* [GIVEN INSTRUCTION]:
Reproduce every line of the items below without any change, and leave the pictures out.
** start DATA TO PROCESS **
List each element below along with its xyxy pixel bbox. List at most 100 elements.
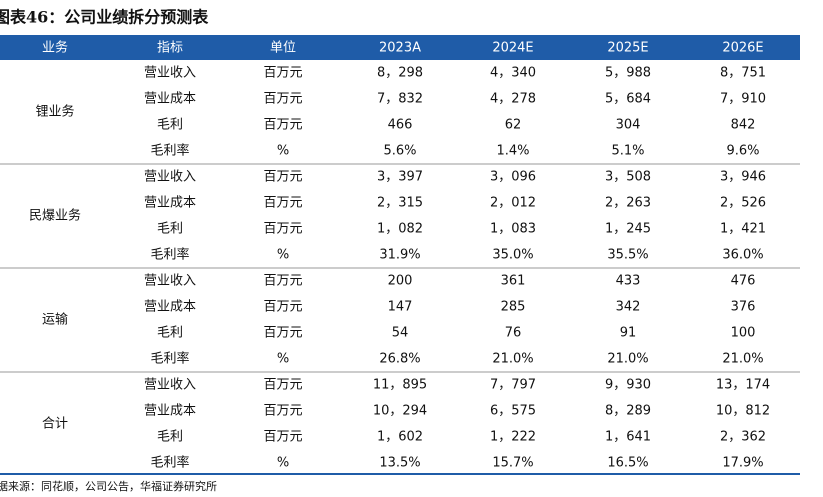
cell: 13.5% [379, 456, 420, 471]
header-cell: 指标 [157, 41, 183, 56]
cell: 1，641 [605, 430, 651, 445]
cell: 百万元 [263, 300, 302, 315]
header-cell: 单位 [270, 41, 296, 56]
cell: 毛利率 [150, 143, 189, 159]
cell: 百万元 [263, 92, 302, 107]
cell: 62 [505, 118, 522, 133]
header-cell: 2023A [379, 41, 421, 56]
cell: % [277, 352, 289, 367]
cell: 35.0% [492, 248, 533, 263]
cell: 842 [731, 118, 756, 133]
cell: % [277, 248, 289, 263]
cell: 百万元 [263, 118, 302, 133]
cell: 6，575 [490, 404, 536, 419]
group-name: 锂业务 [35, 104, 74, 120]
cell: 百万元 [263, 196, 302, 211]
cell: 17.9% [722, 456, 763, 471]
cell: 1.4% [496, 144, 529, 159]
cell: 5，684 [605, 92, 651, 107]
cell: 285 [501, 300, 526, 315]
cell: 10，812 [716, 404, 770, 419]
cell: 342 [616, 300, 641, 315]
cell: 10，294 [373, 404, 427, 419]
source-note: 数据来源：同花顺，公司公告，华福证券研究所 [0, 479, 217, 493]
cell: 营业成本 [144, 196, 196, 211]
cell: 8，289 [605, 404, 651, 419]
cell: 毛利 [157, 118, 183, 133]
cell: 26.8% [379, 352, 420, 367]
cell: 21.0% [607, 352, 648, 367]
header-bar [0, 35, 800, 60]
cell: 2，362 [720, 430, 766, 445]
cell: 9，930 [605, 378, 651, 393]
cell: 毛利 [157, 326, 183, 341]
cell: % [277, 456, 289, 471]
cell: 3，946 [720, 170, 766, 185]
cell: 91 [620, 326, 637, 341]
cell: 1，602 [377, 430, 423, 445]
cell: % [277, 144, 289, 159]
group-name: 运输 [42, 312, 68, 328]
cell: 2，263 [605, 196, 651, 211]
cell: 2，012 [490, 196, 536, 211]
cell: 76 [505, 326, 522, 341]
cell: 2，315 [377, 196, 423, 211]
cell: 21.0% [722, 352, 763, 367]
cell: 百万元 [263, 430, 302, 445]
figure-title: 图表46：公司业绩拆分预测表 [0, 8, 209, 27]
cell: 54 [392, 326, 409, 341]
cell: 百万元 [263, 66, 302, 81]
cell: 36.0% [722, 248, 763, 263]
cell: 476 [731, 274, 756, 289]
cell: 毛利 [157, 222, 183, 237]
cell: 百万元 [263, 378, 302, 393]
header-cell: 2026E [722, 41, 763, 56]
cell: 营业收入 [144, 378, 196, 393]
cell: 21.0% [492, 352, 533, 367]
cell: 361 [501, 274, 526, 289]
cell: 百万元 [263, 404, 302, 419]
header-cell: 2025E [607, 41, 648, 56]
cell: 百万元 [263, 170, 302, 185]
cell: 毛利率 [150, 351, 189, 367]
cell: 1，083 [490, 222, 536, 237]
cell: 营业成本 [144, 92, 196, 107]
cell: 35.5% [607, 248, 648, 263]
header-cell: 2024E [492, 41, 533, 56]
cell: 13，174 [716, 378, 770, 393]
header-cell: 业务 [42, 40, 68, 56]
cell: 5.1% [611, 144, 644, 159]
cell: 7，797 [490, 378, 536, 393]
cell: 营业收入 [144, 66, 196, 81]
cell: 营业成本 [144, 404, 196, 419]
group-name: 合计 [42, 417, 68, 432]
cell: 毛利 [157, 430, 183, 445]
cell: 304 [616, 118, 641, 133]
group-name: 民爆业务 [29, 208, 81, 224]
cell: 100 [731, 326, 756, 341]
cell: 毛利率 [150, 247, 189, 263]
cell: 营业收入 [144, 274, 196, 289]
cell: 1，082 [377, 222, 423, 237]
cell: 8，751 [720, 66, 766, 81]
cell: 百万元 [263, 274, 302, 289]
cell: 3，096 [490, 170, 536, 185]
cell: 2，526 [720, 196, 766, 211]
cell: 营业收入 [144, 170, 196, 185]
cell: 11，895 [373, 378, 427, 393]
cell: 376 [731, 300, 756, 315]
cell: 1，421 [720, 222, 766, 237]
cell: 15.7% [492, 456, 533, 471]
cell: 200 [388, 274, 413, 289]
cell: 毛利率 [150, 455, 189, 471]
cell: 8，298 [377, 66, 423, 81]
cell: 1，245 [605, 222, 651, 237]
cell: 147 [388, 300, 413, 315]
cell: 营业成本 [144, 300, 196, 315]
cell: 7，832 [377, 92, 423, 107]
cell: 3，508 [605, 170, 651, 185]
cell: 9.6% [726, 144, 759, 159]
cell: 5，988 [605, 66, 651, 81]
cell: 百万元 [263, 222, 302, 237]
cell: 5.6% [383, 144, 416, 159]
** end DATA TO PROCESS **
* [THE OUTPUT]:
List each element below along with its xyxy pixel bbox. List at most 100 elements.
cell: 13.5% [379, 456, 420, 471]
header-cell: 指标 [157, 41, 183, 56]
cell: 1，641 [605, 430, 651, 445]
cell: 百万元 [263, 300, 302, 315]
header-cell: 单位 [270, 41, 296, 56]
cell: 毛利率 [150, 143, 189, 159]
cell: 百万元 [263, 92, 302, 107]
cell: 62 [505, 118, 522, 133]
header-cell: 2023A [379, 41, 421, 56]
cell: % [277, 352, 289, 367]
cell: 35.0% [492, 248, 533, 263]
cell: 842 [731, 118, 756, 133]
cell: % [277, 248, 289, 263]
cell: 百万元 [263, 118, 302, 133]
cell: 6，575 [490, 404, 536, 419]
group-name: 锂业务 [35, 104, 74, 120]
cell: 百万元 [263, 196, 302, 211]
cell: 17.9% [722, 456, 763, 471]
cell: 1.4% [496, 144, 529, 159]
cell: 5，684 [605, 92, 651, 107]
cell: 285 [501, 300, 526, 315]
cell: 10，812 [716, 404, 770, 419]
cell: 342 [616, 300, 641, 315]
cell: 10，294 [373, 404, 427, 419]
source-note: 数据来源：同花顺，公司公告，华福证券研究所 [0, 479, 217, 493]
cell: 营业成本 [144, 196, 196, 211]
cell: 8，289 [605, 404, 651, 419]
cell: 毛利 [157, 118, 183, 133]
cell: 26.8% [379, 352, 420, 367]
cell: 21.0% [607, 352, 648, 367]
header-bar [0, 35, 800, 60]
cell: 2，362 [720, 430, 766, 445]
cell: 9，930 [605, 378, 651, 393]
cell: 毛利 [157, 326, 183, 341]
cell: % [277, 456, 289, 471]
cell: 3，946 [720, 170, 766, 185]
cell: 91 [620, 326, 637, 341]
cell: 1，602 [377, 430, 423, 445]
cell: % [277, 144, 289, 159]
group-name: 运输 [42, 312, 68, 328]
cell: 2，263 [605, 196, 651, 211]
cell: 2，012 [490, 196, 536, 211]
cell: 76 [505, 326, 522, 341]
cell: 2，315 [377, 196, 423, 211]
cell: 21.0% [722, 352, 763, 367]
cell: 百万元 [263, 430, 302, 445]
figure-title: 图表46：公司业绩拆分预测表 [0, 8, 209, 27]
cell: 54 [392, 326, 409, 341]
cell: 百万元 [263, 66, 302, 81]
cell: 36.0% [722, 248, 763, 263]
cell: 476 [731, 274, 756, 289]
cell: 毛利 [157, 222, 183, 237]
cell: 百万元 [263, 378, 302, 393]
header-cell: 2026E [722, 41, 763, 56]
cell: 营业收入 [144, 378, 196, 393]
cell: 21.0% [492, 352, 533, 367]
cell: 361 [501, 274, 526, 289]
cell: 百万元 [263, 404, 302, 419]
header-cell: 2025E [607, 41, 648, 56]
cell: 百万元 [263, 170, 302, 185]
cell: 毛利率 [150, 351, 189, 367]
cell: 1，083 [490, 222, 536, 237]
cell: 营业成本 [144, 92, 196, 107]
cell: 35.5% [607, 248, 648, 263]
header-cell: 2024E [492, 41, 533, 56]
cell: 13，174 [716, 378, 770, 393]
header-cell: 业务 [42, 40, 68, 56]
cell: 5.1% [611, 144, 644, 159]
cell: 7，797 [490, 378, 536, 393]
cell: 营业收入 [144, 66, 196, 81]
cell: 营业成本 [144, 404, 196, 419]
group-name: 合计 [42, 417, 68, 432]
cell: 毛利 [157, 430, 183, 445]
cell: 304 [616, 118, 641, 133]
group-name: 民爆业务 [29, 208, 81, 224]
cell: 100 [731, 326, 756, 341]
cell: 毛利率 [150, 247, 189, 263]
cell: 营业收入 [144, 274, 196, 289]
cell: 1，082 [377, 222, 423, 237]
cell: 8，751 [720, 66, 766, 81]
cell: 百万元 [263, 274, 302, 289]
cell: 3，096 [490, 170, 536, 185]
cell: 2，526 [720, 196, 766, 211]
cell: 营业收入 [144, 170, 196, 185]
cell: 11，895 [373, 378, 427, 393]
cell: 376 [731, 300, 756, 315]
cell: 1，421 [720, 222, 766, 237]
cell: 15.7% [492, 456, 533, 471]
cell: 200 [388, 274, 413, 289]
cell: 毛利率 [150, 455, 189, 471]
cell: 8，298 [377, 66, 423, 81]
cell: 1，245 [605, 222, 651, 237]
cell: 147 [388, 300, 413, 315]
cell: 营业成本 [144, 300, 196, 315]
cell: 7，832 [377, 92, 423, 107]
cell: 3，508 [605, 170, 651, 185]
cell: 9.6% [726, 144, 759, 159]
cell: 5，988 [605, 66, 651, 81]
cell: 百万元 [263, 222, 302, 237]
cell: 5.6% [383, 144, 416, 159]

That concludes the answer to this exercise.